### TASK DIRECTIONS:
Gather up every line that includes the string "семье".
RECORDS SUPPLIED start
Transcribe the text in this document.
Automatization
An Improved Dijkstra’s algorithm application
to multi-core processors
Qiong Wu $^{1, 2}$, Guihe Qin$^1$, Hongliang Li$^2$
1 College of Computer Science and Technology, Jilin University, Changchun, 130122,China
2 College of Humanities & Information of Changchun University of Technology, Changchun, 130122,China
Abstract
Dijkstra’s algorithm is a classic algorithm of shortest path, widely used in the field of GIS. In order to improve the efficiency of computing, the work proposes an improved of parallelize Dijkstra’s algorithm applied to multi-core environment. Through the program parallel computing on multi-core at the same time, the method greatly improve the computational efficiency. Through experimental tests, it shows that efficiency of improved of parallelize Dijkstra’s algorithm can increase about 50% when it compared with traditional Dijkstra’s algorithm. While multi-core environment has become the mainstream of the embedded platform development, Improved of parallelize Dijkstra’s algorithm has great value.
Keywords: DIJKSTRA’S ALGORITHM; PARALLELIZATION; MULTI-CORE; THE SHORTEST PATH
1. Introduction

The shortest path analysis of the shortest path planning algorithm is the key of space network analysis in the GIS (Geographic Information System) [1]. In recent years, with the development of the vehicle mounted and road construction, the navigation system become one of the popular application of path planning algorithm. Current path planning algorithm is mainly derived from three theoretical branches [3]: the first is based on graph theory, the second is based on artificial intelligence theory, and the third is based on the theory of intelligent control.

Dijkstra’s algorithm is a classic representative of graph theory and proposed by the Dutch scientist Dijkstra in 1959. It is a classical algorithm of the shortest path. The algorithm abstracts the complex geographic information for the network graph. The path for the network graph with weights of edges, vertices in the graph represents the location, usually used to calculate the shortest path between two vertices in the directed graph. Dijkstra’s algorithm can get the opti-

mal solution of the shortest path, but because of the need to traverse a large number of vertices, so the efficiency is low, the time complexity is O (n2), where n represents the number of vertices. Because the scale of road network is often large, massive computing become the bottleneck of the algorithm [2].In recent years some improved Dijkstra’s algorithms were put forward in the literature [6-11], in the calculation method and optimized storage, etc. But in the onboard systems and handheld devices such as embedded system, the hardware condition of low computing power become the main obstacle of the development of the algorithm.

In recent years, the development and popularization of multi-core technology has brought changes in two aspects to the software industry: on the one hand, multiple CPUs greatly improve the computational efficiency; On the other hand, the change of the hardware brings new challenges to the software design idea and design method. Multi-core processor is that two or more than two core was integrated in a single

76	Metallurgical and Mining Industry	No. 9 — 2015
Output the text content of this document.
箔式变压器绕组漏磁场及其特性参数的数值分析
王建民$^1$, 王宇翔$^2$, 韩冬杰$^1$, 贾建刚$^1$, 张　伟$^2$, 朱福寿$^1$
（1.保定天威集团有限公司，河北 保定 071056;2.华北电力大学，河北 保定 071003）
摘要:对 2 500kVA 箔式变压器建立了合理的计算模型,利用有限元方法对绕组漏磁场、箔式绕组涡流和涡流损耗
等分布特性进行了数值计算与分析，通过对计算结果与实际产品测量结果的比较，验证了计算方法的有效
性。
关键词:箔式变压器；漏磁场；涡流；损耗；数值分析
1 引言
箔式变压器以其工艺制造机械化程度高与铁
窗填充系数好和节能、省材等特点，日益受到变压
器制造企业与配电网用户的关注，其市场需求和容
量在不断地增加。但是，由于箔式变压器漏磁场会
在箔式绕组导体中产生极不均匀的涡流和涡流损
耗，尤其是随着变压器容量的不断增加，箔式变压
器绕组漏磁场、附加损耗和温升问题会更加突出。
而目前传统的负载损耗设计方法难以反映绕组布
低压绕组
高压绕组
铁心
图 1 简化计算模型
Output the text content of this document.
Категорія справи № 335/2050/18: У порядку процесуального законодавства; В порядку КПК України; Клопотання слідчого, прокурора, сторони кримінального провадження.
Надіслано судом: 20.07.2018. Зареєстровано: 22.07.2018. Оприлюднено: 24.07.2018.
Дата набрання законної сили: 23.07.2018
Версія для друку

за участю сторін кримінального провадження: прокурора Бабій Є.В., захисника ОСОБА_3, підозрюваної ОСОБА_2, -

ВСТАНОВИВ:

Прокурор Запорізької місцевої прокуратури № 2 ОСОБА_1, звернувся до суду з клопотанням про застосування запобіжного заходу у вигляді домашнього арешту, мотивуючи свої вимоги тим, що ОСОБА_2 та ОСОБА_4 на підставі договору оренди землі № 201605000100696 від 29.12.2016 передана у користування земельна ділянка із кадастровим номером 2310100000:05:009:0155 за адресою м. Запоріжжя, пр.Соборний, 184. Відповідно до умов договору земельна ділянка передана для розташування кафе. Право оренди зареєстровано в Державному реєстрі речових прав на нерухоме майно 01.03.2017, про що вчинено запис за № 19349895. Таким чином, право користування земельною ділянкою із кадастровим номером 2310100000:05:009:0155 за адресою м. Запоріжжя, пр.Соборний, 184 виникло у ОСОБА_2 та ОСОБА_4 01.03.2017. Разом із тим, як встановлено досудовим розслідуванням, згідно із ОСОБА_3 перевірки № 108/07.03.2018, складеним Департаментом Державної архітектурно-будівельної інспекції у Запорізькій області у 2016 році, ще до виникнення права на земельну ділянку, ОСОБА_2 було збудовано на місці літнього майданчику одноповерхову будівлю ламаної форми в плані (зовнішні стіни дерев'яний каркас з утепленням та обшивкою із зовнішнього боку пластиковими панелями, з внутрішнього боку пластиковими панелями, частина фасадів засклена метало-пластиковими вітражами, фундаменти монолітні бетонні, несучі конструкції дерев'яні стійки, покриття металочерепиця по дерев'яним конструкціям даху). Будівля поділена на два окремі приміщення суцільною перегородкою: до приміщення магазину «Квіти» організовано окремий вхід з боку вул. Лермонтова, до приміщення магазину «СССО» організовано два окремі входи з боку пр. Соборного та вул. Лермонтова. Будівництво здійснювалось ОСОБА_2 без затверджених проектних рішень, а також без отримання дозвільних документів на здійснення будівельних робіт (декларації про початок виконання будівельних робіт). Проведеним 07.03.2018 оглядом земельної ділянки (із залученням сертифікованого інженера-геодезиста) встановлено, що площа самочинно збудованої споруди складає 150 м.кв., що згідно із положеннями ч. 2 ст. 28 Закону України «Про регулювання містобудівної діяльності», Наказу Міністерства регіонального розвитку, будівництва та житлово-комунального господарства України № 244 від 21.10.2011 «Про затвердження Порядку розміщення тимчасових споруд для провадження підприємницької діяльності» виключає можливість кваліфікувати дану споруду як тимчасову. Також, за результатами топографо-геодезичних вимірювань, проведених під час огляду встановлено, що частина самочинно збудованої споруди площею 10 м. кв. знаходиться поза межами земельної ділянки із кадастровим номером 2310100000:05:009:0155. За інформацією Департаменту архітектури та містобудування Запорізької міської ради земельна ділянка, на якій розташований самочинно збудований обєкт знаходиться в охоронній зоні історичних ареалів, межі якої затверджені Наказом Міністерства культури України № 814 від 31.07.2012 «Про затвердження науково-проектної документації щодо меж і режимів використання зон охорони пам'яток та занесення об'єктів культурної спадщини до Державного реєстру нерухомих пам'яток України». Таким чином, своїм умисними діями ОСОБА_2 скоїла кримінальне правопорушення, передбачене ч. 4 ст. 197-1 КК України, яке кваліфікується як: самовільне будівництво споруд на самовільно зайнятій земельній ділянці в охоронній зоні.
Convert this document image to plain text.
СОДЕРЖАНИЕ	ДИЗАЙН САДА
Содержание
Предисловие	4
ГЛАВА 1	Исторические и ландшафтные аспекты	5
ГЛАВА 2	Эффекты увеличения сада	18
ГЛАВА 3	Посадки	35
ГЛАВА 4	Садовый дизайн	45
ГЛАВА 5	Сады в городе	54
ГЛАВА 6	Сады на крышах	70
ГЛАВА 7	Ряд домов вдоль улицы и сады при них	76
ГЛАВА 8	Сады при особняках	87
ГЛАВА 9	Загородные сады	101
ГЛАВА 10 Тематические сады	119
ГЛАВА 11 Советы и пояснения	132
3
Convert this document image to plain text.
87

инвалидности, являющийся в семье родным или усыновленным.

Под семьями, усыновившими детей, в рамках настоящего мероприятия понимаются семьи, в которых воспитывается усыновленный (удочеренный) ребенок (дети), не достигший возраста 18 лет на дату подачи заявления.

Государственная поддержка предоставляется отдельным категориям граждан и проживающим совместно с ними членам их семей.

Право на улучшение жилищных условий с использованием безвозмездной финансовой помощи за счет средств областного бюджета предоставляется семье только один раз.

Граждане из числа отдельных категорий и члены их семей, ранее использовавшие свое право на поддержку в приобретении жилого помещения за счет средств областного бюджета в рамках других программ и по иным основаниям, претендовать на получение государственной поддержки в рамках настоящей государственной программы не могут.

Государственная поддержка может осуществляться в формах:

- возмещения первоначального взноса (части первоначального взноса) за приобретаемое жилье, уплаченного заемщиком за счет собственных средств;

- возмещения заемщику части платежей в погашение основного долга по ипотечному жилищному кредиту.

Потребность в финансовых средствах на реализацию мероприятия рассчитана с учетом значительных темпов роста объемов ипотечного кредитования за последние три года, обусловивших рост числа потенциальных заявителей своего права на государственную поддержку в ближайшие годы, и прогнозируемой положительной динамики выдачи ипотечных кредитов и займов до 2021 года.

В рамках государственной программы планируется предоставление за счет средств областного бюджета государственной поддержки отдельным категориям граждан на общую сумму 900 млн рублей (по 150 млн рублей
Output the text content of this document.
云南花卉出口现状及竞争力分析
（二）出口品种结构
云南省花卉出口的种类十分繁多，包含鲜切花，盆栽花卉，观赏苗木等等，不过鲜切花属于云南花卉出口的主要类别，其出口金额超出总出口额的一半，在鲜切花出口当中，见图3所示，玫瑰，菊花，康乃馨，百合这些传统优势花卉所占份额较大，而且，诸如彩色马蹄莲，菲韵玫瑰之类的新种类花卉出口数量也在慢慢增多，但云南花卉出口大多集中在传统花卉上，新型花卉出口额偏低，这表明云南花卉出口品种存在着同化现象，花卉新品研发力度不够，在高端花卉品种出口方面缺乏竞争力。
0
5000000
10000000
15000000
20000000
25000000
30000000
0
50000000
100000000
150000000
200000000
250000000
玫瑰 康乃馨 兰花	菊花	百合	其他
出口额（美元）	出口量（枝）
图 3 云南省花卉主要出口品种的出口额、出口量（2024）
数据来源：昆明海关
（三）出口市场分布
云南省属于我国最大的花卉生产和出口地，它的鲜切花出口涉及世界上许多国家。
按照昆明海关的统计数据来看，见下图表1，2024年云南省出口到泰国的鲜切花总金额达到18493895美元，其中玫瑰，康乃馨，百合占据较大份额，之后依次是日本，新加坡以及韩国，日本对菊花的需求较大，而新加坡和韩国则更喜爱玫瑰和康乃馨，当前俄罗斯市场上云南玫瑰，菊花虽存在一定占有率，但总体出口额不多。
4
RECORDS SUPPLIED end
### TASK RESULT:
инвалидности, являющийся в семье родным или усыновленным.
Право на улучшение жилищных условий с использованием безвозмездной финансовой помощи за счет средств областного бюджета предоставляется семье только один раз.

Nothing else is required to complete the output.